━━━ Data provided ━━━

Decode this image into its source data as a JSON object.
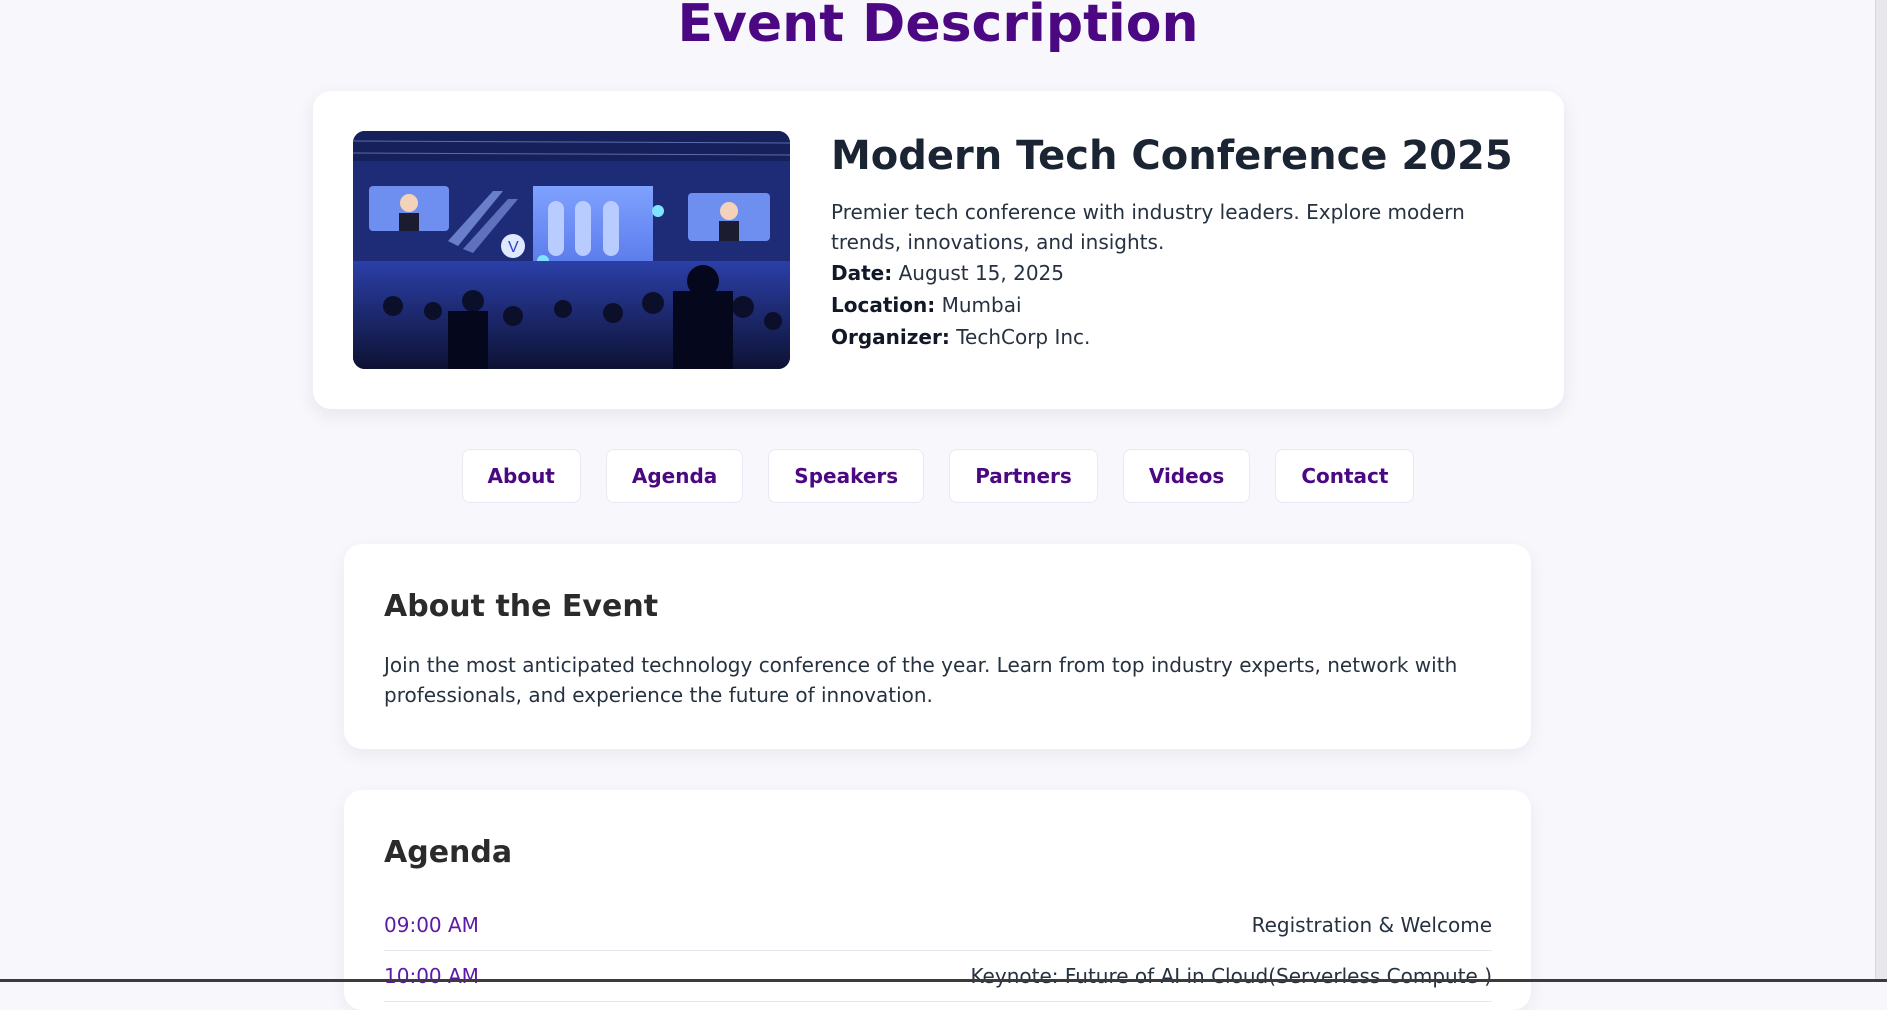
{
  "header": {
    "title": "Event Description"
  },
  "event": {
    "image_alt": "conference-stage-photo",
    "name": "Modern Tech Conference 2025",
    "summary": "Premier tech conference with industry leaders. Explore modern trends, innovations, and insights.",
    "date_label": "Date:",
    "date_value": "August 15, 2025",
    "location_label": "Location:",
    "location_value": "Mumbai",
    "organizer_label": "Organizer:",
    "organizer_value": "TechCorp Inc."
  },
  "tabs": [
    {
      "label": "About"
    },
    {
      "label": "Agenda"
    },
    {
      "label": "Speakers"
    },
    {
      "label": "Partners"
    },
    {
      "label": "Videos"
    },
    {
      "label": "Contact"
    }
  ],
  "about": {
    "title": "About the Event",
    "text": "Join the most anticipated technology conference of the year. Learn from top industry experts, network with professionals, and experience the future of innovation."
  },
  "agenda": {
    "title": "Agenda",
    "items": [
      {
        "time": "09:00 AM",
        "topic": "Registration & Welcome"
      },
      {
        "time": "10:00 AM",
        "topic": "Keynote: Future of AI in Cloud(Serverless Compute )"
      }
    ]
  },
  "colors": {
    "accent": "#4b0882",
    "time_text": "#5b1aa8",
    "background": "#f8f7fb"
  }
}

━━━

Except for the pictures, print the data above exactly.

Completed task:
Decode this image into its source data as a JSON object.
{
  "header": {
    "title": "Event Description"
  },
  "event": {
    "image_alt": "conference-stage-photo",
    "name": "Modern Tech Conference 2025",
    "summary": "Premier tech conference with industry leaders. Explore modern trends, innovations, and insights.",
    "date_label": "Date:",
    "date_value": "August 15, 2025",
    "location_label": "Location:",
    "location_value": "Mumbai",
    "organizer_label": "Organizer:",
    "organizer_value": "TechCorp Inc."
  },
  "tabs": [
    {
      "label": "About"
    },
    {
      "label": "Agenda"
    },
    {
      "label": "Speakers"
    },
    {
      "label": "Partners"
    },
    {
      "label": "Videos"
    },
    {
      "label": "Contact"
    }
  ],
  "about": {
    "title": "About the Event",
    "text": "Join the most anticipated technology conference of the year. Learn from top industry experts, network with professionals, and experience the future of innovation."
  },
  "agenda": {
    "title": "Agenda",
    "items": [
      {
        "time": "09:00 AM",
        "topic": "Registration & Welcome"
      },
      {
        "time": "10:00 AM",
        "topic": "Keynote: Future of AI in Cloud(Serverless Compute )"
      }
    ]
  },
  "colors": {
    "accent": "#4b0882",
    "time_text": "#5b1aa8",
    "background": "#f8f7fb"
  }
}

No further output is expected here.